>> Begin Data rows

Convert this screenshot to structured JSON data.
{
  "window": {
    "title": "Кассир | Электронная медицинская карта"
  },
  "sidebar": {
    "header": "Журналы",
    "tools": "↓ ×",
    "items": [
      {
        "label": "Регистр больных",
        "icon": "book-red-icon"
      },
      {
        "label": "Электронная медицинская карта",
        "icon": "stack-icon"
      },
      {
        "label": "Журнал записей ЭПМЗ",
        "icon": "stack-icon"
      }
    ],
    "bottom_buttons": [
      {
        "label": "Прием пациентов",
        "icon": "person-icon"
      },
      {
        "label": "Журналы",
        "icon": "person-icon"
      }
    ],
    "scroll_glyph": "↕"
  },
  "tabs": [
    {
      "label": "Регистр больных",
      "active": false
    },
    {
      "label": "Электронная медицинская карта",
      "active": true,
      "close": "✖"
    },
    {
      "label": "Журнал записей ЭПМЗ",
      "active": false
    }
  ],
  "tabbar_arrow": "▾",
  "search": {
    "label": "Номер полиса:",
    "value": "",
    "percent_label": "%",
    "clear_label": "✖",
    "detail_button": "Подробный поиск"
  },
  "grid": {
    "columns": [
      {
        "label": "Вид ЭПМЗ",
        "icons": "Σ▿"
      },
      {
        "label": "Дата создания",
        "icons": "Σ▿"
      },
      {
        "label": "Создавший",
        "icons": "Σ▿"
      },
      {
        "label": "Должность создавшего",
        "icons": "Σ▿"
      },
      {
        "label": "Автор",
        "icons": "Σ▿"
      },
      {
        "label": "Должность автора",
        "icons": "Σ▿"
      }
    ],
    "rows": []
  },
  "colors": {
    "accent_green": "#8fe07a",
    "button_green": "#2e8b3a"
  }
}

>> End Data rows

→ Directions
Retype the data in full and match it exactly.

→ Problem solution
Convert this screenshot to structured JSON data.
{
  "window": {
    "title": "Кассир | Электронная медицинская карта"
  },
  "sidebar": {
    "header": "Журналы",
    "tools": "↓ ×",
    "items": [
      {
        "label": "Регистр больных",
        "icon": "book-red-icon"
      },
      {
        "label": "Электронная медицинская карта",
        "icon": "stack-icon"
      },
      {
        "label": "Журнал записей ЭПМЗ",
        "icon": "stack-icon"
      }
    ],
    "bottom_buttons": [
      {
        "label": "Прием пациентов",
        "icon": "person-icon"
      },
      {
        "label": "Журналы",
        "icon": "person-icon"
      }
    ],
    "scroll_glyph": "↕"
  },
  "tabs": [
    {
      "label": "Регистр больных",
      "active": false
    },
    {
      "label": "Электронная медицинская карта",
      "active": true,
      "close": "✖"
    },
    {
      "label": "Журнал записей ЭПМЗ",
      "active": false
    }
  ],
  "tabbar_arrow": "▾",
  "search": {
    "label": "Номер полиса:",
    "value": "",
    "percent_label": "%",
    "clear_label": "✖",
    "detail_button": "Подробный поиск"
  },
  "grid": {
    "columns": [
      {
        "label": "Вид ЭПМЗ",
        "icons": "Σ▿"
      },
      {
        "label": "Дата создания",
        "icons": "Σ▿"
      },
      {
        "label": "Создавший",
        "icons": "Σ▿"
      },
      {
        "label": "Должность создавшего",
        "icons": "Σ▿"
      },
      {
        "label": "Автор",
        "icons": "Σ▿"
      },
      {
        "label": "Должность автора",
        "icons": "Σ▿"
      }
    ],
    "rows": []
  },
  "colors": {
    "accent_green": "#8fe07a",
    "button_green": "#2e8b3a"
  }
}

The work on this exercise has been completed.